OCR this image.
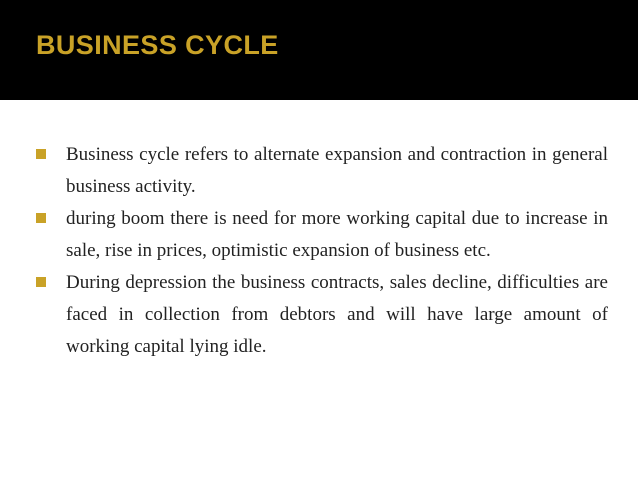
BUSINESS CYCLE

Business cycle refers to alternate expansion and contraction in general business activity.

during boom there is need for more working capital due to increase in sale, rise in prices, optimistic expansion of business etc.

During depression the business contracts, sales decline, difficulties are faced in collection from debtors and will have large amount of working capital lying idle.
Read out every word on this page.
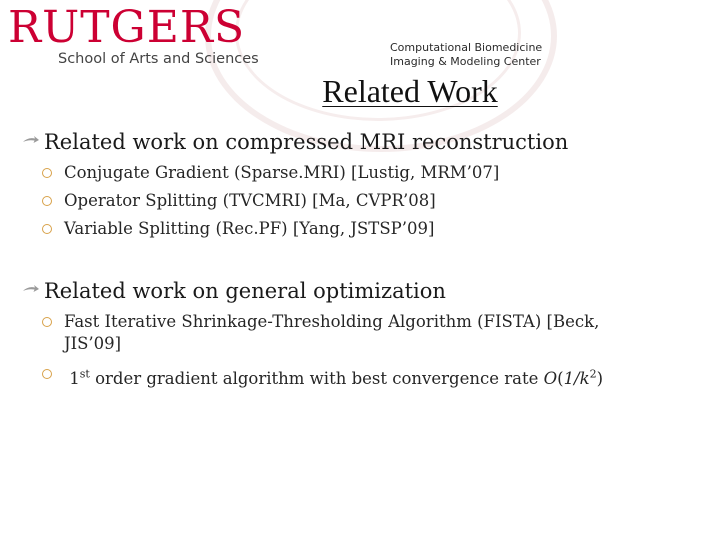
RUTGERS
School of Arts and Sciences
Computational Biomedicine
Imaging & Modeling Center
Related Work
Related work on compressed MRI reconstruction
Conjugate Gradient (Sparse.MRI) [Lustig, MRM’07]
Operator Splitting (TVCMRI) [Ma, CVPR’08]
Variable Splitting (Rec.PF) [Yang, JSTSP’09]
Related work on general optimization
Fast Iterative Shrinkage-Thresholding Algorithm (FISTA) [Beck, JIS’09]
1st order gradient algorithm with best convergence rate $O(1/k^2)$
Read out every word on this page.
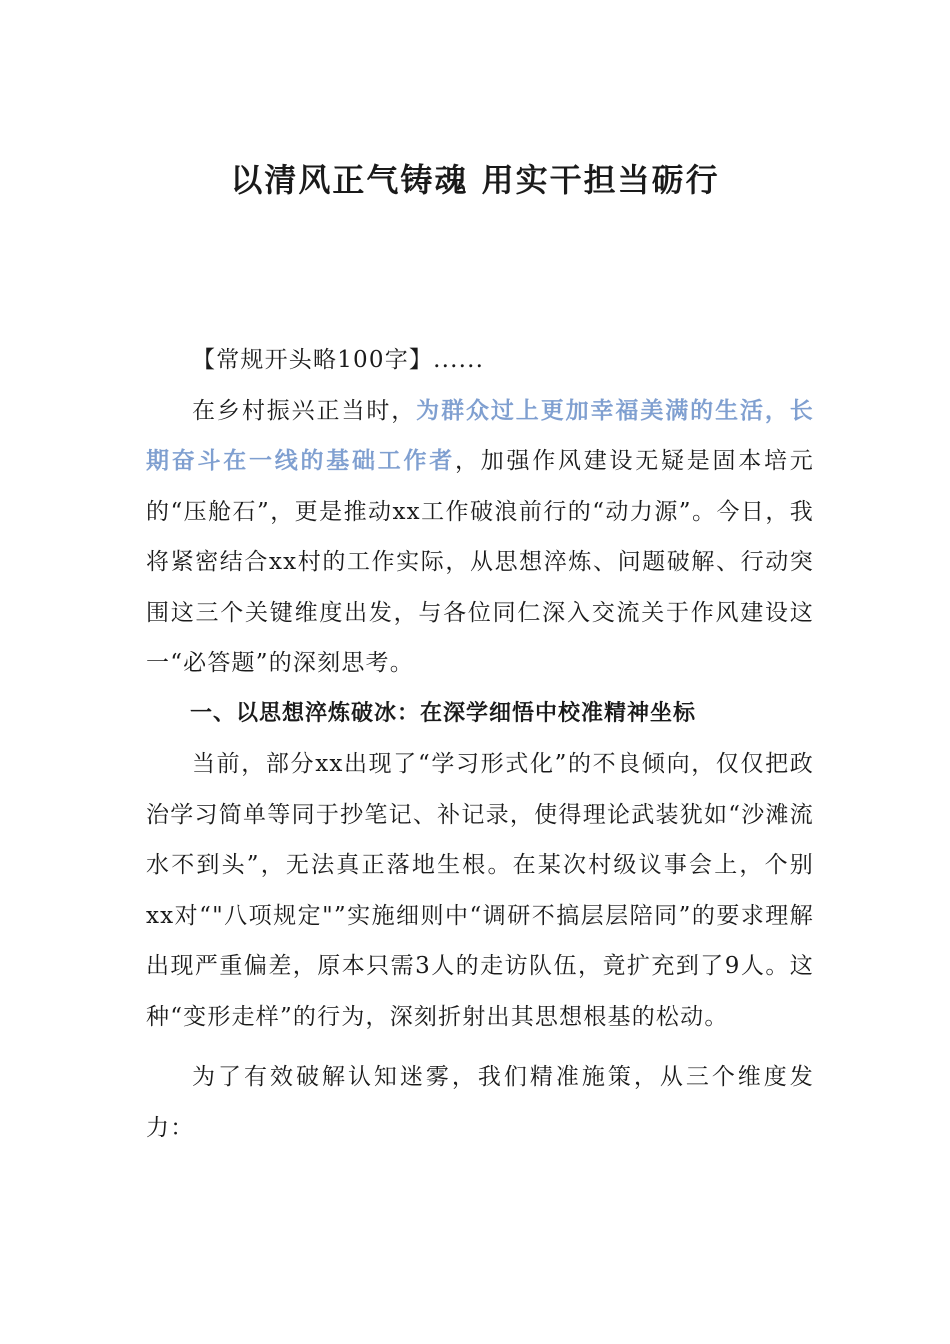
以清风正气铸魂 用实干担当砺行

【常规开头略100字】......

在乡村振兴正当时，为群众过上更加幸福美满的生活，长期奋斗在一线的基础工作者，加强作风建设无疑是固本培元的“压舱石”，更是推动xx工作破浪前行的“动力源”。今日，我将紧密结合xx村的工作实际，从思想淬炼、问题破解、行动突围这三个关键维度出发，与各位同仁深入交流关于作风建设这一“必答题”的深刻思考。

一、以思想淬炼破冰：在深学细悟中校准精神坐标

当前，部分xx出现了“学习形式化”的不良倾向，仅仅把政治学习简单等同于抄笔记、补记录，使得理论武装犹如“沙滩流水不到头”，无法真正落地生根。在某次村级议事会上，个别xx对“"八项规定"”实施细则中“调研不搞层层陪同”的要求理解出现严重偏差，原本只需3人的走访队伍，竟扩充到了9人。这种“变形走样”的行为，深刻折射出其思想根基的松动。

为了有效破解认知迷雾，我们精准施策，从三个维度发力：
§
Task brief – Copy out the whole listing exactly, and don't carry over any pictures.

Exercise response –
OCR this image.
BUSINESS CYCLE

Business cycle refers to alternate expansion and contraction in general business activity.

during boom there is need for more working capital due to increase in sale, rise in prices, optimistic expansion of business etc.

During depression the business contracts, sales decline, difficulties are faced in collection from debtors and will have large amount of working capital lying idle.
Read out every word on this page.
RUTGERS
School of Arts and Sciences
Computational Biomedicine
Imaging & Modeling Center
Related Work
Related work on compressed MRI reconstruction
Conjugate Gradient (Sparse.MRI) [Lustig, MRM’07]
Operator Splitting (TVCMRI) [Ma, CVPR’08]
Variable Splitting (Rec.PF) [Yang, JSTSP’09]
Related work on general optimization
Fast Iterative Shrinkage-Thresholding Algorithm (FISTA) [Beck, JIS’09]
1st order gradient algorithm with best convergence rate $O(1/k^2)$
Read out every word on this page.
以清风正气铸魂 用实干担当砺行

【常规开头略100字】......

在乡村振兴正当时，为群众过上更加幸福美满的生活，长期奋斗在一线的基础工作者，加强作风建设无疑是固本培元的“压舱石”，更是推动xx工作破浪前行的“动力源”。今日，我将紧密结合xx村的工作实际，从思想淬炼、问题破解、行动突围这三个关键维度出发，与各位同仁深入交流关于作风建设这一“必答题”的深刻思考。

一、以思想淬炼破冰：在深学细悟中校准精神坐标

当前，部分xx出现了“学习形式化”的不良倾向，仅仅把政治学习简单等同于抄笔记、补记录，使得理论武装犹如“沙滩流水不到头”，无法真正落地生根。在某次村级议事会上，个别xx对“"八项规定"”实施细则中“调研不搞层层陪同”的要求理解出现严重偏差，原本只需3人的走访队伍，竟扩充到了9人。这种“变形走样”的行为，深刻折射出其思想根基的松动。

为了有效破解认知迷雾，我们精准施策，从三个维度发力：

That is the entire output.